Each line should be copied exactly.

· · · · · · ·

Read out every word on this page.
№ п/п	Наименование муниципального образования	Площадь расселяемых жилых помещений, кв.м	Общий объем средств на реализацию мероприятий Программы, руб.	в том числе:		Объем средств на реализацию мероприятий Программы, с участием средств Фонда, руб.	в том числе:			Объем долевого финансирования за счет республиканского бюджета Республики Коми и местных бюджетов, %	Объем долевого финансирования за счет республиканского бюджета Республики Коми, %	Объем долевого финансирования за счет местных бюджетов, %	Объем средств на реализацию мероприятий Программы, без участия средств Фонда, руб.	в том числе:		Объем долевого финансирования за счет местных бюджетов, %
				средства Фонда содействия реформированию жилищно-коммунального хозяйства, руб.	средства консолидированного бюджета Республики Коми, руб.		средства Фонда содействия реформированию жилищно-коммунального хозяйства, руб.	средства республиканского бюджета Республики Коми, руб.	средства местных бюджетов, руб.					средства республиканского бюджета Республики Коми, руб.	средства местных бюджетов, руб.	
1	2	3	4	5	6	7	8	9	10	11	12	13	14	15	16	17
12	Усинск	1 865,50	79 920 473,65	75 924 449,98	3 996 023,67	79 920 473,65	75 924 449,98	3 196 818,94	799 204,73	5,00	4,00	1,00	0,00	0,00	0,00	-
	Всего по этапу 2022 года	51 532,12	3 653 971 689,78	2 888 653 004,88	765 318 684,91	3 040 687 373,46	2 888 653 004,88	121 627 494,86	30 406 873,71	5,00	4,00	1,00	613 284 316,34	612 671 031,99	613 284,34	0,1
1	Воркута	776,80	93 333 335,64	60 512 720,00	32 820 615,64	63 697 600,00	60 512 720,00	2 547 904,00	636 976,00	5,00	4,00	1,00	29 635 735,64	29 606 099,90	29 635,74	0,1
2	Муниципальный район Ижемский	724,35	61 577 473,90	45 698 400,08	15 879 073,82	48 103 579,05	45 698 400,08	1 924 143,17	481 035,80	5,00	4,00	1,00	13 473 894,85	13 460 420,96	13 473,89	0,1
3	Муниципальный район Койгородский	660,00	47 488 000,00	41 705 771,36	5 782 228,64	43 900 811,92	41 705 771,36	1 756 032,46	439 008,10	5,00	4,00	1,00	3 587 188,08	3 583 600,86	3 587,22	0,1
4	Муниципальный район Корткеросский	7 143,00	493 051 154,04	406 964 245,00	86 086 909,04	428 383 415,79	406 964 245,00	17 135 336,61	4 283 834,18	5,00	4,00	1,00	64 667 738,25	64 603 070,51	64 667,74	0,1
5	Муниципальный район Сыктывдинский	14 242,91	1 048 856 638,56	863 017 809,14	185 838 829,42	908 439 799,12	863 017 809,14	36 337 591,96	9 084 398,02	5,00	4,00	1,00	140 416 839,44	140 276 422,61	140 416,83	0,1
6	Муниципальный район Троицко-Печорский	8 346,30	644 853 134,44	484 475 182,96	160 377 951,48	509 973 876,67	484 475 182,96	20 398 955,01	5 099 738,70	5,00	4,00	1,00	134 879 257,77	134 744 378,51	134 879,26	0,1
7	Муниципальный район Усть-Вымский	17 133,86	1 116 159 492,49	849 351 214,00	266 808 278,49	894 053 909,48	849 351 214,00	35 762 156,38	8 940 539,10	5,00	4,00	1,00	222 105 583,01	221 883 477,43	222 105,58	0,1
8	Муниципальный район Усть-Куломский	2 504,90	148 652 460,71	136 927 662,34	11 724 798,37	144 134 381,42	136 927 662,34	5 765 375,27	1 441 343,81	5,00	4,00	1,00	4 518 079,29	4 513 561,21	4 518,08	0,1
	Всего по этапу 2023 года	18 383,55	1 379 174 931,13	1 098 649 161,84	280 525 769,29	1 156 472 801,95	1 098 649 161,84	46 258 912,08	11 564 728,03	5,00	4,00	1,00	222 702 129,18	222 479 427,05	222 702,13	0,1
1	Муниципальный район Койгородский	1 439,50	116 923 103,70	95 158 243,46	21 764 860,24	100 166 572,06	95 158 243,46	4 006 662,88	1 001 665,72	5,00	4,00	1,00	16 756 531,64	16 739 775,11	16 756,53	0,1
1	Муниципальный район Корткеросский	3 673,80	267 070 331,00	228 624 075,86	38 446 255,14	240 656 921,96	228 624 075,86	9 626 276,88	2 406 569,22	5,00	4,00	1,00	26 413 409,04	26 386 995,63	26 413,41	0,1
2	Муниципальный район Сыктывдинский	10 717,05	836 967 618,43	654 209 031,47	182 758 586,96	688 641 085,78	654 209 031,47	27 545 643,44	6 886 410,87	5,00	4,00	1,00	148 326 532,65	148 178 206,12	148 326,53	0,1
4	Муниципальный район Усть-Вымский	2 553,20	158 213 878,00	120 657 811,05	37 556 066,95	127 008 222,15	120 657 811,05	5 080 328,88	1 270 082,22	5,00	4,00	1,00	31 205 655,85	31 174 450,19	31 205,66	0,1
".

· · · · · · ·

:: Response ::
Read out every word on this page.
№ п/п	Наименование муниципального образования	Площадь расселяемых жилых помещений, кв.м	Общий объем средств на реализацию мероприятий Программы, руб.	в том числе:		Объем средств на реализацию мероприятий Программы, с участием средств Фонда, руб.	в том числе:			Объем долевого финансирования за счет республиканского бюджета Республики Коми и местных бюджетов, %	Объем долевого финансирования за счет республиканского бюджета Республики Коми, %	Объем долевого финансирования за счет местных бюджетов, %	Объем средств на реализацию мероприятий Программы, без участия средств Фонда, руб.	в том числе:		Объем долевого финансирования за счет местных бюджетов, %
				средства Фонда содействия реформированию жилищно-коммунального хозяйства, руб.	средства консолидированного бюджета Республики Коми, руб.		средства Фонда содействия реформированию жилищно-коммунального хозяйства, руб.	средства республиканского бюджета Республики Коми, руб.	средства местных бюджетов, руб.					средства республиканского бюджета Республики Коми, руб.	средства местных бюджетов, руб.	
1	2	3	4	5	6	7	8	9	10	11	12	13	14	15	16	17
12	Усинск	1 865,50	79 920 473,65	75 924 449,98	3 996 023,67	79 920 473,65	75 924 449,98	3 196 818,94	799 204,73	5,00	4,00	1,00	0,00	0,00	0,00	-
	Всего по этапу 2022 года	51 532,12	3 653 971 689,78	2 888 653 004,88	765 318 684,91	3 040 687 373,46	2 888 653 004,88	121 627 494,86	30 406 873,71	5,00	4,00	1,00	613 284 316,34	612 671 031,99	613 284,34	0,1
1	Воркута	776,80	93 333 335,64	60 512 720,00	32 820 615,64	63 697 600,00	60 512 720,00	2 547 904,00	636 976,00	5,00	4,00	1,00	29 635 735,64	29 606 099,90	29 635,74	0,1
2	Муниципальный район Ижемский	724,35	61 577 473,90	45 698 400,08	15 879 073,82	48 103 579,05	45 698 400,08	1 924 143,17	481 035,80	5,00	4,00	1,00	13 473 894,85	13 460 420,96	13 473,89	0,1
3	Муниципальный район Койгородский	660,00	47 488 000,00	41 705 771,36	5 782 228,64	43 900 811,92	41 705 771,36	1 756 032,46	439 008,10	5,00	4,00	1,00	3 587 188,08	3 583 600,86	3 587,22	0,1
4	Муниципальный район Корткеросский	7 143,00	493 051 154,04	406 964 245,00	86 086 909,04	428 383 415,79	406 964 245,00	17 135 336,61	4 283 834,18	5,00	4,00	1,00	64 667 738,25	64 603 070,51	64 667,74	0,1
5	Муниципальный район Сыктывдинский	14 242,91	1 048 856 638,56	863 017 809,14	185 838 829,42	908 439 799,12	863 017 809,14	36 337 591,96	9 084 398,02	5,00	4,00	1,00	140 416 839,44	140 276 422,61	140 416,83	0,1
6	Муниципальный район Троицко-Печорский	8 346,30	644 853 134,44	484 475 182,96	160 377 951,48	509 973 876,67	484 475 182,96	20 398 955,01	5 099 738,70	5,00	4,00	1,00	134 879 257,77	134 744 378,51	134 879,26	0,1
7	Муниципальный район Усть-Вымский	17 133,86	1 116 159 492,49	849 351 214,00	266 808 278,49	894 053 909,48	849 351 214,00	35 762 156,38	8 940 539,10	5,00	4,00	1,00	222 105 583,01	221 883 477,43	222 105,58	0,1
8	Муниципальный район Усть-Куломский	2 504,90	148 652 460,71	136 927 662,34	11 724 798,37	144 134 381,42	136 927 662,34	5 765 375,27	1 441 343,81	5,00	4,00	1,00	4 518 079,29	4 513 561,21	4 518,08	0,1
	Всего по этапу 2023 года	18 383,55	1 379 174 931,13	1 098 649 161,84	280 525 769,29	1 156 472 801,95	1 098 649 161,84	46 258 912,08	11 564 728,03	5,00	4,00	1,00	222 702 129,18	222 479 427,05	222 702,13	0,1
1	Муниципальный район Койгородский	1 439,50	116 923 103,70	95 158 243,46	21 764 860,24	100 166 572,06	95 158 243,46	4 006 662,88	1 001 665,72	5,00	4,00	1,00	16 756 531,64	16 739 775,11	16 756,53	0,1
1	Муниципальный район Корткеросский	3 673,80	267 070 331,00	228 624 075,86	38 446 255,14	240 656 921,96	228 624 075,86	9 626 276,88	2 406 569,22	5,00	4,00	1,00	26 413 409,04	26 386 995,63	26 413,41	0,1
2	Муниципальный район Сыктывдинский	10 717,05	836 967 618,43	654 209 031,47	182 758 586,96	688 641 085,78	654 209 031,47	27 545 643,44	6 886 410,87	5,00	4,00	1,00	148 326 532,65	148 178 206,12	148 326,53	0,1
4	Муниципальный район Усть-Вымский	2 553,20	158 213 878,00	120 657 811,05	37 556 066,95	127 008 222,15	120 657 811,05	5 080 328,88	1 270 082,22	5,00	4,00	1,00	31 205 655,85	31 174 450,19	31 205,66	0,1
".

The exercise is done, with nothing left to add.